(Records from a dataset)
╔══

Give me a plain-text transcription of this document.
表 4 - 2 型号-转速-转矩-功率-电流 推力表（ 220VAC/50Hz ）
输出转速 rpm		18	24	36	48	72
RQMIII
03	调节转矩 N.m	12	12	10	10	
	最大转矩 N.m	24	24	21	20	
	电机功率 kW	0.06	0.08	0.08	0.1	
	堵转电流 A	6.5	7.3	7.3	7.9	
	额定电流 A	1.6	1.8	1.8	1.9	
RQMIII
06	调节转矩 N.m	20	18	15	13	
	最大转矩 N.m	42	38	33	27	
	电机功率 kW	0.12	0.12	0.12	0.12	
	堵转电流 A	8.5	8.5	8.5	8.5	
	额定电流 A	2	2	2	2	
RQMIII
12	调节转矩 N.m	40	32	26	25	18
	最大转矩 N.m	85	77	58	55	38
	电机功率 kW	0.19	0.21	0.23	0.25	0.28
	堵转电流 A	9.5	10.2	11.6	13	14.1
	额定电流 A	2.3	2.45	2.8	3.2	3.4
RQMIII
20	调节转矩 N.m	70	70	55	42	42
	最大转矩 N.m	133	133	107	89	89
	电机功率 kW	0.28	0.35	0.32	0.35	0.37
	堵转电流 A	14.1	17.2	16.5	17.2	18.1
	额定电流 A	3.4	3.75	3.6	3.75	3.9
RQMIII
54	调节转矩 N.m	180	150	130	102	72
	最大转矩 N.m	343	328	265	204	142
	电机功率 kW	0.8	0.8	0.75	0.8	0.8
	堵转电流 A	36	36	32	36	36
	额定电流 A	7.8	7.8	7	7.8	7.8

╚══

EXERCISE DETAILS: Make an exact copy of every line in the data.

RESULT OF THIS TASK:
Give me a plain-text transcription of this document.
表 4 - 2 型号-转速-转矩-功率-电流 推力表（ 220VAC/50Hz ）
输出转速 rpm		18	24	36	48	72
RQMIII
03	调节转矩 N.m	12	12	10	10	
	最大转矩 N.m	24	24	21	20	
	电机功率 kW	0.06	0.08	0.08	0.1	
	堵转电流 A	6.5	7.3	7.3	7.9	
	额定电流 A	1.6	1.8	1.8	1.9	
RQMIII
06	调节转矩 N.m	20	18	15	13	
	最大转矩 N.m	42	38	33	27	
	电机功率 kW	0.12	0.12	0.12	0.12	
	堵转电流 A	8.5	8.5	8.5	8.5	
	额定电流 A	2	2	2	2	
RQMIII
12	调节转矩 N.m	40	32	26	25	18
	最大转矩 N.m	85	77	58	55	38
	电机功率 kW	0.19	0.21	0.23	0.25	0.28
	堵转电流 A	9.5	10.2	11.6	13	14.1
	额定电流 A	2.3	2.45	2.8	3.2	3.4
RQMIII
20	调节转矩 N.m	70	70	55	42	42
	最大转矩 N.m	133	133	107	89	89
	电机功率 kW	0.28	0.35	0.32	0.35	0.37
	堵转电流 A	14.1	17.2	16.5	17.2	18.1
	额定电流 A	3.4	3.75	3.6	3.75	3.9
RQMIII
54	调节转矩 N.m	180	150	130	102	72
	最大转矩 N.m	343	328	265	204	142
	电机功率 kW	0.8	0.8	0.75	0.8	0.8
	堵转电流 A	36	36	32	36	36
	额定电流 A	7.8	7.8	7	7.8	7.8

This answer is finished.